Rows from a figure dataset
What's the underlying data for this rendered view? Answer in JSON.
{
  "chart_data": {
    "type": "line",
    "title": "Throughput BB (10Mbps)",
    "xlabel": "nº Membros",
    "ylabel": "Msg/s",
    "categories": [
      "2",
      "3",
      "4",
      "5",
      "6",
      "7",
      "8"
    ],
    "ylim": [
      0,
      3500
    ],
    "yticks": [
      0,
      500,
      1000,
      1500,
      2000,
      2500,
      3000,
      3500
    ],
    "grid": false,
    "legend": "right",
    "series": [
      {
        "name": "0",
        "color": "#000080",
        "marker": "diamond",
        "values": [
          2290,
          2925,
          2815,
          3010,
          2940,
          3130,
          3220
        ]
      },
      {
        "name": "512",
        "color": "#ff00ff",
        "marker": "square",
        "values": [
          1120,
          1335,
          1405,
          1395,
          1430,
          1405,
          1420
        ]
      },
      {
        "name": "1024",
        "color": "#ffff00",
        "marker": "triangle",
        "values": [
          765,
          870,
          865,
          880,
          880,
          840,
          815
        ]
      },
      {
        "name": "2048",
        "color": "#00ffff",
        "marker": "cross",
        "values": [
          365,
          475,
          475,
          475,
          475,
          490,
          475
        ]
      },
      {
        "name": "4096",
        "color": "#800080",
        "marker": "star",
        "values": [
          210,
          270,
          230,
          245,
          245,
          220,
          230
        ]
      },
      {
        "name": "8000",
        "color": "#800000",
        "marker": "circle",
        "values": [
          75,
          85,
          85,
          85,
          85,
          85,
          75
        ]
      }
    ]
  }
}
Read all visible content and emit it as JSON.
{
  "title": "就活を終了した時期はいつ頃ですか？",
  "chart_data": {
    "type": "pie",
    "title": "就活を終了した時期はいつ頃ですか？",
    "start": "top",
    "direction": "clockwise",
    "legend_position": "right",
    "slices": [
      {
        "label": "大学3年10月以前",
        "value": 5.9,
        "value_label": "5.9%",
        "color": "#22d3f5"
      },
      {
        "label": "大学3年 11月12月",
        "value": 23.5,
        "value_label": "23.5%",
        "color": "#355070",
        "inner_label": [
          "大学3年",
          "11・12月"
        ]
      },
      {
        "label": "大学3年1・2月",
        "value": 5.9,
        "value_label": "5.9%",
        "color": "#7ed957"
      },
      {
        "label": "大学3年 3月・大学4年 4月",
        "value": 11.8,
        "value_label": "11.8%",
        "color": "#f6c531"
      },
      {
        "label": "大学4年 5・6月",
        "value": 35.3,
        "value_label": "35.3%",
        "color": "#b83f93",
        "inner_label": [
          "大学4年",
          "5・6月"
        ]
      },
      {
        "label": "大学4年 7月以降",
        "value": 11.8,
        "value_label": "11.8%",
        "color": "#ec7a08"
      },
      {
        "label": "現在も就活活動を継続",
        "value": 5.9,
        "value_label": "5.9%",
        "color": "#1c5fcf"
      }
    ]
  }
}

### To do:
Transcribe all of the lines in the records precisely.

### Response below:
What's the underlying data for this rendered view? Answer in JSON.
{
  "chart_data": {
    "type": "line",
    "title": "Throughput BB (10Mbps)",
    "xlabel": "nº Membros",
    "ylabel": "Msg/s",
    "categories": [
      "2",
      "3",
      "4",
      "5",
      "6",
      "7",
      "8"
    ],
    "ylim": [
      0,
      3500
    ],
    "yticks": [
      0,
      500,
      1000,
      1500,
      2000,
      2500,
      3000,
      3500
    ],
    "grid": false,
    "legend": "right",
    "series": [
      {
        "name": "0",
        "color": "#000080",
        "marker": "diamond",
        "values": [
          2290,
          2925,
          2815,
          3010,
          2940,
          3130,
          3220
        ]
      },
      {
        "name": "512",
        "color": "#ff00ff",
        "marker": "square",
        "values": [
          1120,
          1335,
          1405,
          1395,
          1430,
          1405,
          1420
        ]
      },
      {
        "name": "1024",
        "color": "#ffff00",
        "marker": "triangle",
        "values": [
          765,
          870,
          865,
          880,
          880,
          840,
          815
        ]
      },
      {
        "name": "2048",
        "color": "#00ffff",
        "marker": "cross",
        "values": [
          365,
          475,
          475,
          475,
          475,
          490,
          475
        ]
      },
      {
        "name": "4096",
        "color": "#800080",
        "marker": "star",
        "values": [
          210,
          270,
          230,
          245,
          245,
          220,
          230
        ]
      },
      {
        "name": "8000",
        "color": "#800000",
        "marker": "circle",
        "values": [
          75,
          85,
          85,
          85,
          85,
          85,
          75
        ]
      }
    ]
  }
}
Read all visible content and emit it as JSON.
{
  "title": "就活を終了した時期はいつ頃ですか？",
  "chart_data": {
    "type": "pie",
    "title": "就活を終了した時期はいつ頃ですか？",
    "start": "top",
    "direction": "clockwise",
    "legend_position": "right",
    "slices": [
      {
        "label": "大学3年10月以前",
        "value": 5.9,
        "value_label": "5.9%",
        "color": "#22d3f5"
      },
      {
        "label": "大学3年 11月12月",
        "value": 23.5,
        "value_label": "23.5%",
        "color": "#355070",
        "inner_label": [
          "大学3年",
          "11・12月"
        ]
      },
      {
        "label": "大学3年1・2月",
        "value": 5.9,
        "value_label": "5.9%",
        "color": "#7ed957"
      },
      {
        "label": "大学3年 3月・大学4年 4月",
        "value": 11.8,
        "value_label": "11.8%",
        "color": "#f6c531"
      },
      {
        "label": "大学4年 5・6月",
        "value": 35.3,
        "value_label": "35.3%",
        "color": "#b83f93",
        "inner_label": [
          "大学4年",
          "5・6月"
        ]
      },
      {
        "label": "大学4年 7月以降",
        "value": 11.8,
        "value_label": "11.8%",
        "color": "#ec7a08"
      },
      {
        "label": "現在も就活活動を継続",
        "value": 5.9,
        "value_label": "5.9%",
        "color": "#1c5fcf"
      }
    ]
  }
}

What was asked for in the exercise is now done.